> THE PROBLEM: Collect all lines from the records below that include the word "муниципальных".

> PROVIDED DATA:
'''

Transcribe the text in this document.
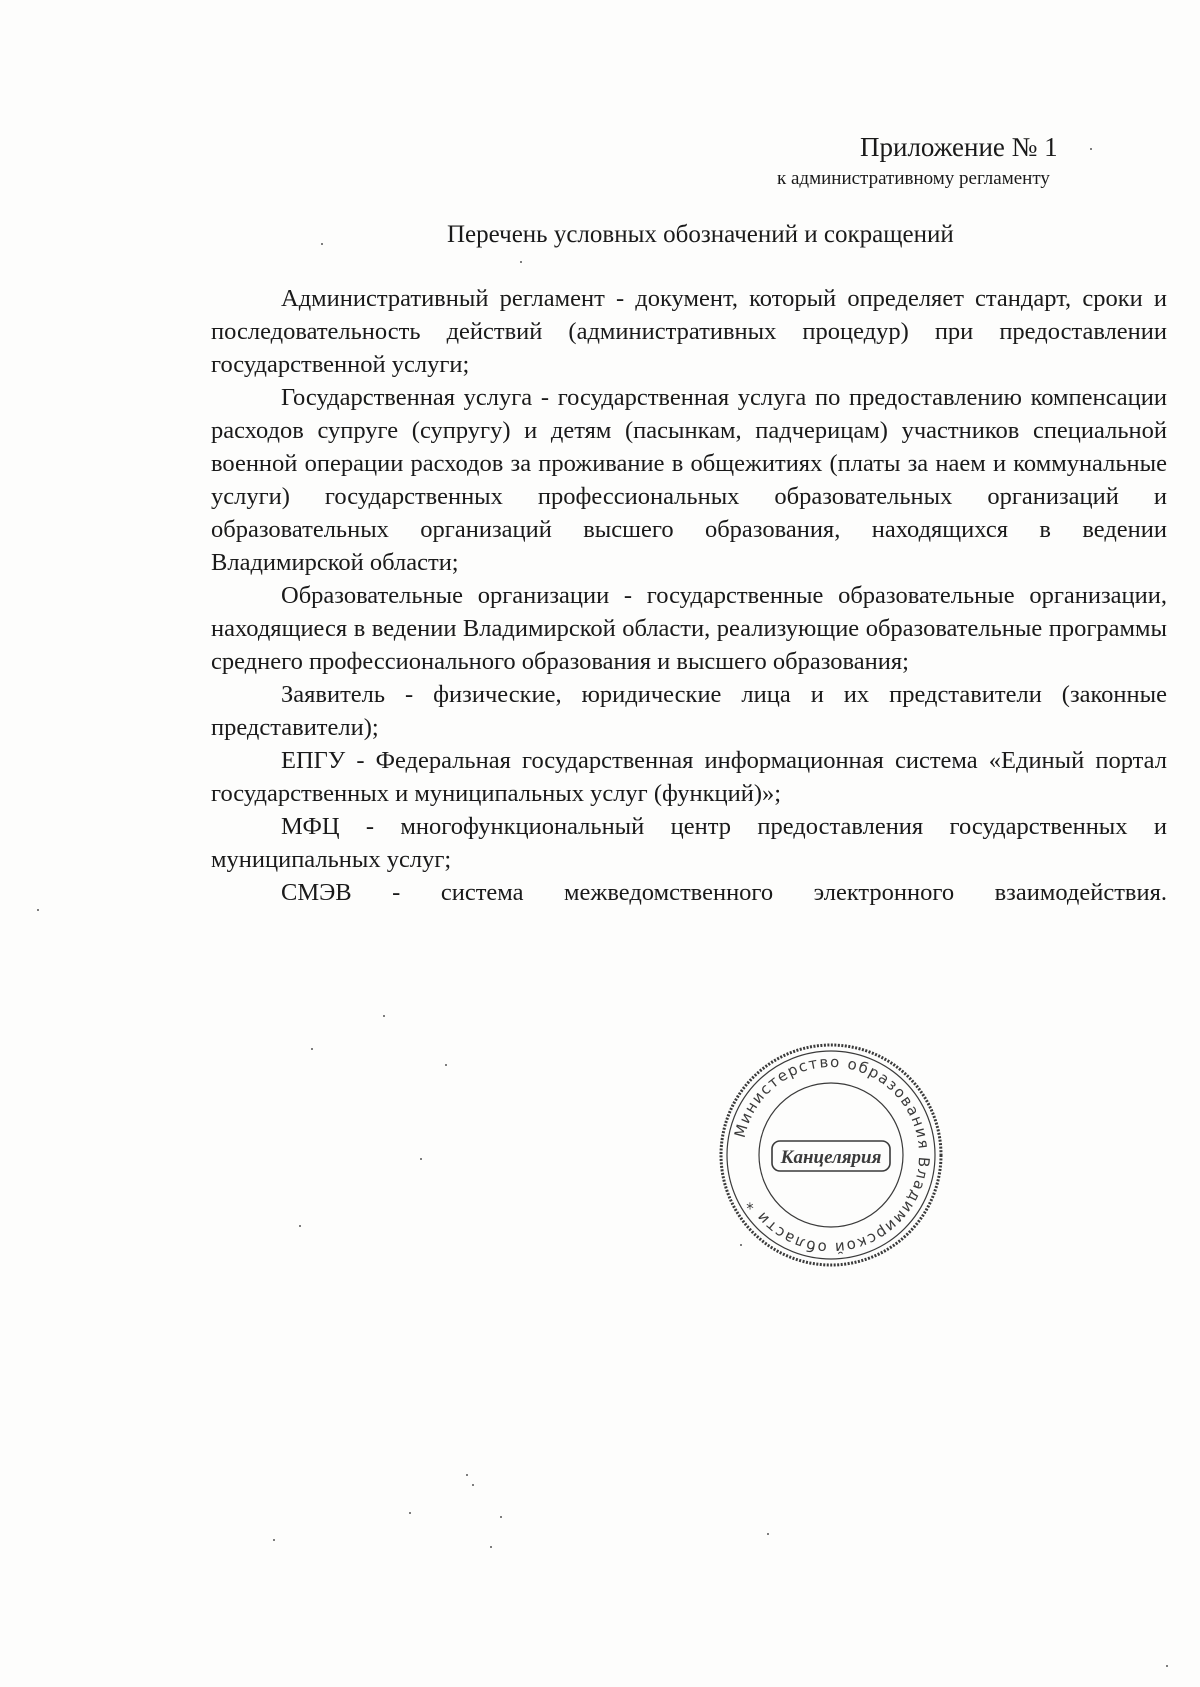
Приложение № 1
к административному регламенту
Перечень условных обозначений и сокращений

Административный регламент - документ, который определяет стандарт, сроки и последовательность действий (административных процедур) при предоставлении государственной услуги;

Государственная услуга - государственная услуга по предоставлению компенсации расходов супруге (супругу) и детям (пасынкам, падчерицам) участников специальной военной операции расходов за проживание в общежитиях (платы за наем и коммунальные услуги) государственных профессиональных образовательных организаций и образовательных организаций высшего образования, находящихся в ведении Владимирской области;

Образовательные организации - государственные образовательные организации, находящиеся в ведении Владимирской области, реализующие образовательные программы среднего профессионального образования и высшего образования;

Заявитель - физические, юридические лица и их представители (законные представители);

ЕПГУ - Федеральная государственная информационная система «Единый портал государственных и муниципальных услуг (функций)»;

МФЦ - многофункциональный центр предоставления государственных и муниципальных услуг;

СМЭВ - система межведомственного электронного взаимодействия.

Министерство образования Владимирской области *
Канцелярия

'''

> EXPECTED ANSWER:
ЕПГУ - Федеральная государственная информационная система «Единый портал государственных и муниципальных услуг (функций)»;
МФЦ - многофункциональный центр предоставления государственных и муниципальных услуг;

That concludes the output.